◆ WHAT TO PRODUCE:
State how many lines hold the string "Polyarc". Give the number and nothing else.

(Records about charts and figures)

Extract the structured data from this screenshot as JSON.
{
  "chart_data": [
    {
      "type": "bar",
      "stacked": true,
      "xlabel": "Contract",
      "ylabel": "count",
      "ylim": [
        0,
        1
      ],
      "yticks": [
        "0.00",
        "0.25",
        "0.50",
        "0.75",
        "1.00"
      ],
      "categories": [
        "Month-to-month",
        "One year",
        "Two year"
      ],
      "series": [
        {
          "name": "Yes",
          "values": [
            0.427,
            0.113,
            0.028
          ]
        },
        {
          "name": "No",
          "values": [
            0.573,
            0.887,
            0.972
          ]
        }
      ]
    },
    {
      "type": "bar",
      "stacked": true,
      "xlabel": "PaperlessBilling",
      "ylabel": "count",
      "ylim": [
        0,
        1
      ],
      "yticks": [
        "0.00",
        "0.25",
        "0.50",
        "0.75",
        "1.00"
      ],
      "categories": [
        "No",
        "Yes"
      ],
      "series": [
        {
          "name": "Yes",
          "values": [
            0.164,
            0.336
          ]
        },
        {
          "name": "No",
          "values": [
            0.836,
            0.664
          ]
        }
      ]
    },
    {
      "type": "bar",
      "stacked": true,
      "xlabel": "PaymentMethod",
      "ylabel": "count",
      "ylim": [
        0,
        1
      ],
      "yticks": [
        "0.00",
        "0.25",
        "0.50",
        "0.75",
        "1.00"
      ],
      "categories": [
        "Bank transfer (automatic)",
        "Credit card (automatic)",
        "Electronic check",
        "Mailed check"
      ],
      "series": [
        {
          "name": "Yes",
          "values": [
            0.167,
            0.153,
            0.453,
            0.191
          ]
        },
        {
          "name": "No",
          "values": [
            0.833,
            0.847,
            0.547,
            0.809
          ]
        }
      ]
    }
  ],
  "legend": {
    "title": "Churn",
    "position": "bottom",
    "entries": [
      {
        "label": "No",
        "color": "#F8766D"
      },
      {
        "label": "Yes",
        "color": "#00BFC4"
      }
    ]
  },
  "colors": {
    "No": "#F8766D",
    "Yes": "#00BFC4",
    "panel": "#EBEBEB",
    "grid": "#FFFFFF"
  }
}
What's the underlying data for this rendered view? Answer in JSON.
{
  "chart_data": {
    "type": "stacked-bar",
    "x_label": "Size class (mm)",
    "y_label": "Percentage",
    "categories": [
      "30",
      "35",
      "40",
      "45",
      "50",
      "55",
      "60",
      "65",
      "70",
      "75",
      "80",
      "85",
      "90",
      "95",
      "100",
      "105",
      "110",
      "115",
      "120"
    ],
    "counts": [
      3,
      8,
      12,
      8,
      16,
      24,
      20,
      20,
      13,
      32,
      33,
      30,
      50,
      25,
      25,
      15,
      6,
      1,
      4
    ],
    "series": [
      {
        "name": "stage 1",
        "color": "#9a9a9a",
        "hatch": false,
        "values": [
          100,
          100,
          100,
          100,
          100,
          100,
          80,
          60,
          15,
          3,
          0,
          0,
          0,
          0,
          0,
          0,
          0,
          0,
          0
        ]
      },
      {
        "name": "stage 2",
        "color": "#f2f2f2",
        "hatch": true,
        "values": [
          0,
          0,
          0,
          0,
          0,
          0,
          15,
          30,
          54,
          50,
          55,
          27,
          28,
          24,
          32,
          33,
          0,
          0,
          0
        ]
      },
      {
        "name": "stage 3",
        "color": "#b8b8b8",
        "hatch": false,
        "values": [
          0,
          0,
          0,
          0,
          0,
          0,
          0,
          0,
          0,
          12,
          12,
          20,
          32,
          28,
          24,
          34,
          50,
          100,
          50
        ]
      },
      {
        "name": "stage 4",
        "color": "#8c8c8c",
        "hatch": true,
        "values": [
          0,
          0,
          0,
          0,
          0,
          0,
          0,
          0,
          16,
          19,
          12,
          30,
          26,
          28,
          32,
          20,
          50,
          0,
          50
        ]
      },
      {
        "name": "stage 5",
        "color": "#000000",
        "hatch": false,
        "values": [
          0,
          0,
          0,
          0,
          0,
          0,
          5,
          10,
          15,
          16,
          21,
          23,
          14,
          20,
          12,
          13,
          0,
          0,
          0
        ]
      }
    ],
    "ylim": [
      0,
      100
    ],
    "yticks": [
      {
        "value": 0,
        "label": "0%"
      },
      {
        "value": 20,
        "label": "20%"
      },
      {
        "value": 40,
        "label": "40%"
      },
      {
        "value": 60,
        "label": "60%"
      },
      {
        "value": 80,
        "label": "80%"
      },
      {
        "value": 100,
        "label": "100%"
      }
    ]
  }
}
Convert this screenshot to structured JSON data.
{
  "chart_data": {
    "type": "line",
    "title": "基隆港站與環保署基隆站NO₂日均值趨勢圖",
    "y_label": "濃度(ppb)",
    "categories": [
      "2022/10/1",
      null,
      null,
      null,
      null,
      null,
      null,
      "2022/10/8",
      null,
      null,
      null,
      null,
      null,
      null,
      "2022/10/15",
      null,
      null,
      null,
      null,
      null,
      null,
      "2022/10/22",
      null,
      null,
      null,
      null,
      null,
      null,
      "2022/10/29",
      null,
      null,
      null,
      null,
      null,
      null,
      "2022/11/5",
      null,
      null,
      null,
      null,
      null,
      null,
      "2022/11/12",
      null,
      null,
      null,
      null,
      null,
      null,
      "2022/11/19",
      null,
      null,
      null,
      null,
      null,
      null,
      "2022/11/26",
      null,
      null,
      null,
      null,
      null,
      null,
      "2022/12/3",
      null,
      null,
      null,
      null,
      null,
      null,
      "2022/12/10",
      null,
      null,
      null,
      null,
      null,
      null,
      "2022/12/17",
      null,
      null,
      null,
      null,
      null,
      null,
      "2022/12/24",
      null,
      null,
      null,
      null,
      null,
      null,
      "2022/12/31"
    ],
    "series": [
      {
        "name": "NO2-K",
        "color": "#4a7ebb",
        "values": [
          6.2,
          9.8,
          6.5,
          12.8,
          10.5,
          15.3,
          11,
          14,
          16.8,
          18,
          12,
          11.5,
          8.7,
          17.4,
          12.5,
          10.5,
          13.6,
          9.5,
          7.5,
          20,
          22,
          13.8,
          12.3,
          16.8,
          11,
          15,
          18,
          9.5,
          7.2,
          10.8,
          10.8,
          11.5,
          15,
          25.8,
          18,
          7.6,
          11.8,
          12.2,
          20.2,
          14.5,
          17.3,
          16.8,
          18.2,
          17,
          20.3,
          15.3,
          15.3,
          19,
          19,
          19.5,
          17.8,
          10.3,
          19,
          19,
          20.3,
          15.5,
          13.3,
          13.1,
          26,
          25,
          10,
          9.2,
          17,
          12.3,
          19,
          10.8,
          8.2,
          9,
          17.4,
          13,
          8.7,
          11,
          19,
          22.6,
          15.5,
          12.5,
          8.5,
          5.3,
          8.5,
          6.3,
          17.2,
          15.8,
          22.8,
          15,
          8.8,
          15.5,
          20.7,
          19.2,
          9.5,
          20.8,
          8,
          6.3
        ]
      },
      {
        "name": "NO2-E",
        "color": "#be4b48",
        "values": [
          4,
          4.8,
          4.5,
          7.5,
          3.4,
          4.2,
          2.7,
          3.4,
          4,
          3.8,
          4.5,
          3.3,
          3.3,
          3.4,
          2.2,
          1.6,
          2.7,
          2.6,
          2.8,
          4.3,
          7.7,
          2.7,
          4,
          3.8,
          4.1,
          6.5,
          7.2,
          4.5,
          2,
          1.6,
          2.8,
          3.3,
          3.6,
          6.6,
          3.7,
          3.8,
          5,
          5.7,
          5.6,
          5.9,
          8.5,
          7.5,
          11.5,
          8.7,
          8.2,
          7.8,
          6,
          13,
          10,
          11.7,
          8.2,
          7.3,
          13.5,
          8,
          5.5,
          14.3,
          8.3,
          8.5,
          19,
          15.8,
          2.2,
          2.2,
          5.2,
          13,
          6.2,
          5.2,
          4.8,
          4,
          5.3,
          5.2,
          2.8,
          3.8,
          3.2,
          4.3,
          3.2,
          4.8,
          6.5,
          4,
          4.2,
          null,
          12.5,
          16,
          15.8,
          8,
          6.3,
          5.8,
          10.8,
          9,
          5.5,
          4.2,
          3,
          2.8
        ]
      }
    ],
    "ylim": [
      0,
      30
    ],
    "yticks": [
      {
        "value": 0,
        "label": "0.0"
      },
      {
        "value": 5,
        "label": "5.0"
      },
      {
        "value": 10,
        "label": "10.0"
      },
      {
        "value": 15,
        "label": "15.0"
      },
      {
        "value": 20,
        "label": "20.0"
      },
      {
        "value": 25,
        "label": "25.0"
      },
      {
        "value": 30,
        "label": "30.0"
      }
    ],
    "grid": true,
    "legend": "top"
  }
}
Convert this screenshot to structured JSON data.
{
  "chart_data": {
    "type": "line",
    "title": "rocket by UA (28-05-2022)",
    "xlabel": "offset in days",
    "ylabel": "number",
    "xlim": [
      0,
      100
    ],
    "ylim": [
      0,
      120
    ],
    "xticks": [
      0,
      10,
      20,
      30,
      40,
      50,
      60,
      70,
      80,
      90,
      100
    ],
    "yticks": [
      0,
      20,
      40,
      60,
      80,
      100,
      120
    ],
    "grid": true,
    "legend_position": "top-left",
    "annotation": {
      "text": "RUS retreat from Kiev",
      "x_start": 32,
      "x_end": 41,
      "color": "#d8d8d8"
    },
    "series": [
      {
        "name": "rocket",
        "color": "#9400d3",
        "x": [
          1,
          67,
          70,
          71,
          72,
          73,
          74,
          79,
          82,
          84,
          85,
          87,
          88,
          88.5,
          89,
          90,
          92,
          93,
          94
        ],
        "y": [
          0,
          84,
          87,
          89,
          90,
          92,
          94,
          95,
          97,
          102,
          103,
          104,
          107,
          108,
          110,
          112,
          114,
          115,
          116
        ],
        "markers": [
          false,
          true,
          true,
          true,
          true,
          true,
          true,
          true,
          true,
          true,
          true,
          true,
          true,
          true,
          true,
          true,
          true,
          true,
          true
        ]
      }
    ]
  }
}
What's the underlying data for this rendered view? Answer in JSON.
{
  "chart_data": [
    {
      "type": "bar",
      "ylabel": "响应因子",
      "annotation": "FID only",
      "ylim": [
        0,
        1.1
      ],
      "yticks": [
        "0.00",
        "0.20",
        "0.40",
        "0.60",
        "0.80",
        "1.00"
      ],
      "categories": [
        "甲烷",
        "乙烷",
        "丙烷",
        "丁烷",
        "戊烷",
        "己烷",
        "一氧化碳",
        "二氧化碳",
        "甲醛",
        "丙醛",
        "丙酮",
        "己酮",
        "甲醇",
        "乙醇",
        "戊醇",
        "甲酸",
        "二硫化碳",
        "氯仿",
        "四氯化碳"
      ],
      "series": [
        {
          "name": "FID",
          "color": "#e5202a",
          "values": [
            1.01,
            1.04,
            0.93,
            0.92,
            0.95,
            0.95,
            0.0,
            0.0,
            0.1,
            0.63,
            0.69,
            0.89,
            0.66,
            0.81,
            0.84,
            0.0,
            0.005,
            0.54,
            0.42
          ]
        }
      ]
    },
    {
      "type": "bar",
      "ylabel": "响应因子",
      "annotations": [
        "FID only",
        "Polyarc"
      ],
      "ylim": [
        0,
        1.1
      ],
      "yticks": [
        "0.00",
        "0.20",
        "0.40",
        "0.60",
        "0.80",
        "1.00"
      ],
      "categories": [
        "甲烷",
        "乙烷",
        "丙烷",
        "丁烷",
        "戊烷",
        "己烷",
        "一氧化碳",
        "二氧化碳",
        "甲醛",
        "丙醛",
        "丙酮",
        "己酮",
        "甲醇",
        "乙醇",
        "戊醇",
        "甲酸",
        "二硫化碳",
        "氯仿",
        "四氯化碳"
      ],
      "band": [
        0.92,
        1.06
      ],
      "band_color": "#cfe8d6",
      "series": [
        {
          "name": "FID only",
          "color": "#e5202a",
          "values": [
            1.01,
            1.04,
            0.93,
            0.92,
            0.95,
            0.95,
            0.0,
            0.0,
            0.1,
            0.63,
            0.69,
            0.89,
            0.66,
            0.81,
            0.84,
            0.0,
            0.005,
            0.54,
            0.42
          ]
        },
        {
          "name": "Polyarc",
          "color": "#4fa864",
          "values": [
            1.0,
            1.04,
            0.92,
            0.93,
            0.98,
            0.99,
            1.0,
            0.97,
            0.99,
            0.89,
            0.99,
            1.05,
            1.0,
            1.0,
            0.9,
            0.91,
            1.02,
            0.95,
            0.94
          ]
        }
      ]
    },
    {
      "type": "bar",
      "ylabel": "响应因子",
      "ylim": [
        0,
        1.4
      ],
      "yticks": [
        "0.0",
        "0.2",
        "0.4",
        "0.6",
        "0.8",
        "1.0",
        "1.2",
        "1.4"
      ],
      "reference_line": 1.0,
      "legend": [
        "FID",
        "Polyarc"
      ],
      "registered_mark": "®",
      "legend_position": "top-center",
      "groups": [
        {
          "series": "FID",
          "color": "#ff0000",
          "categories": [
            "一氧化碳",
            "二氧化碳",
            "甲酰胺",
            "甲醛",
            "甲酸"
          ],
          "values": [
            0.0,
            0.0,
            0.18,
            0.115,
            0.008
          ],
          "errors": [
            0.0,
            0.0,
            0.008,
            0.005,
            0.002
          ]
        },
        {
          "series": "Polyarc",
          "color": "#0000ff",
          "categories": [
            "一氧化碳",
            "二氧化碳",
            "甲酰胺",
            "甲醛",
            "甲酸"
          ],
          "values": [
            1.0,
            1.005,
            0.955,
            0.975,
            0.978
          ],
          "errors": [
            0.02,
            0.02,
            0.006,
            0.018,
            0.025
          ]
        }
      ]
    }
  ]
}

◆ OUTPUT:
4